◆ Written task ◆
Copy out every record below with complete accuracy.

_____

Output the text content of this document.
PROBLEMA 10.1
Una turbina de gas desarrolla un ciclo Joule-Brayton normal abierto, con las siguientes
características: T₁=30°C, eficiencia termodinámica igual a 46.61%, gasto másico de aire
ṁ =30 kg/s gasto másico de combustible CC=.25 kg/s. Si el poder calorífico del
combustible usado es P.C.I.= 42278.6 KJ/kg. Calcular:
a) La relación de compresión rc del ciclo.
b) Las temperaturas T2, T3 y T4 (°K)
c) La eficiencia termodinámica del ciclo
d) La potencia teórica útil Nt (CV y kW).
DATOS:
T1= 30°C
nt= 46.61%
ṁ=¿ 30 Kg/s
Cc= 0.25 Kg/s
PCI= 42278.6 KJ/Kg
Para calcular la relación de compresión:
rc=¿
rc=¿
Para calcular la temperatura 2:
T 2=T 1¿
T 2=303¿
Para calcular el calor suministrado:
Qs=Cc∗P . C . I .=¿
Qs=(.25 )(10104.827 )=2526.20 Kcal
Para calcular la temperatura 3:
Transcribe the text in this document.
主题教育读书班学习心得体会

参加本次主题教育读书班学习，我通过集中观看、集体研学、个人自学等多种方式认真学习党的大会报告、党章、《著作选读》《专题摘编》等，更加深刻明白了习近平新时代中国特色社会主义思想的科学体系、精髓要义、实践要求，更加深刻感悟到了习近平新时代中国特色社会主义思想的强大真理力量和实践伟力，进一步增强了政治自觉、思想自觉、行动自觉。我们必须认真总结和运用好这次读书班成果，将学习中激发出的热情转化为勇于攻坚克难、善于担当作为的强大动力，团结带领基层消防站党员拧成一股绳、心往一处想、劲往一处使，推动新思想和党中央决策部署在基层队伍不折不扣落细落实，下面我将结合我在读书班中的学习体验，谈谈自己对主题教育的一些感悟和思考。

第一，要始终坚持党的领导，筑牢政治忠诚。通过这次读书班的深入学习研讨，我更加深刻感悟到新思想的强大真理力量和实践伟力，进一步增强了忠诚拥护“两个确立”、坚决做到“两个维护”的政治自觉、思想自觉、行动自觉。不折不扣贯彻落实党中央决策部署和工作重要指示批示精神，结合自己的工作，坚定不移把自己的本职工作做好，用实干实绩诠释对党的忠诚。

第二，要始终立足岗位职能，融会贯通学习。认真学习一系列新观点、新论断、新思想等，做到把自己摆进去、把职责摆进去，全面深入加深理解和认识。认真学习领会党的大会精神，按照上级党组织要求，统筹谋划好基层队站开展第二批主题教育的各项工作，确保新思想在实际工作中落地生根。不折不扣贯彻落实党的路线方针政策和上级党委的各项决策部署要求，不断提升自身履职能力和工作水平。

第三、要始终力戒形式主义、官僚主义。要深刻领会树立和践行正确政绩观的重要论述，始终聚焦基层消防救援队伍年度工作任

_____

◆ Response ◆
Output the text content of this document.
PROBLEMA 10.1
Una turbina de gas desarrolla un ciclo Joule-Brayton normal abierto, con las siguientes
características: T₁=30°C, eficiencia termodinámica igual a 46.61%, gasto másico de aire
ṁ =30 kg/s gasto másico de combustible CC=.25 kg/s. Si el poder calorífico del
combustible usado es P.C.I.= 42278.6 KJ/kg. Calcular:
a) La relación de compresión rc del ciclo.
b) Las temperaturas T2, T3 y T4 (°K)
c) La eficiencia termodinámica del ciclo
d) La potencia teórica útil Nt (CV y kW).
DATOS:
T1= 30°C
nt= 46.61%
ṁ=¿ 30 Kg/s
Cc= 0.25 Kg/s
PCI= 42278.6 KJ/Kg
Para calcular la relación de compresión:
rc=¿
rc=¿
Para calcular la temperatura 2:
T 2=T 1¿
T 2=303¿
Para calcular el calor suministrado:
Qs=Cc∗P . C . I .=¿
Qs=(.25 )(10104.827 )=2526.20 Kcal
Para calcular la temperatura 3:
Transcribe the text in this document.
主题教育读书班学习心得体会

参加本次主题教育读书班学习，我通过集中观看、集体研学、个人自学等多种方式认真学习党的大会报告、党章、《著作选读》《专题摘编》等，更加深刻明白了习近平新时代中国特色社会主义思想的科学体系、精髓要义、实践要求，更加深刻感悟到了习近平新时代中国特色社会主义思想的强大真理力量和实践伟力，进一步增强了政治自觉、思想自觉、行动自觉。我们必须认真总结和运用好这次读书班成果，将学习中激发出的热情转化为勇于攻坚克难、善于担当作为的强大动力，团结带领基层消防站党员拧成一股绳、心往一处想、劲往一处使，推动新思想和党中央决策部署在基层队伍不折不扣落细落实，下面我将结合我在读书班中的学习体验，谈谈自己对主题教育的一些感悟和思考。

第一，要始终坚持党的领导，筑牢政治忠诚。通过这次读书班的深入学习研讨，我更加深刻感悟到新思想的强大真理力量和实践伟力，进一步增强了忠诚拥护“两个确立”、坚决做到“两个维护”的政治自觉、思想自觉、行动自觉。不折不扣贯彻落实党中央决策部署和工作重要指示批示精神，结合自己的工作，坚定不移把自己的本职工作做好，用实干实绩诠释对党的忠诚。

第二，要始终立足岗位职能，融会贯通学习。认真学习一系列新观点、新论断、新思想等，做到把自己摆进去、把职责摆进去，全面深入加深理解和认识。认真学习领会党的大会精神，按照上级党组织要求，统筹谋划好基层队站开展第二批主题教育的各项工作，确保新思想在实际工作中落地生根。不折不扣贯彻落实党的路线方针政策和上级党委的各项决策部署要求，不断提升自身履职能力和工作水平。

第三、要始终力戒形式主义、官僚主义。要深刻领会树立和践行正确政绩观的重要论述，始终聚焦基层消防救援队伍年度工作任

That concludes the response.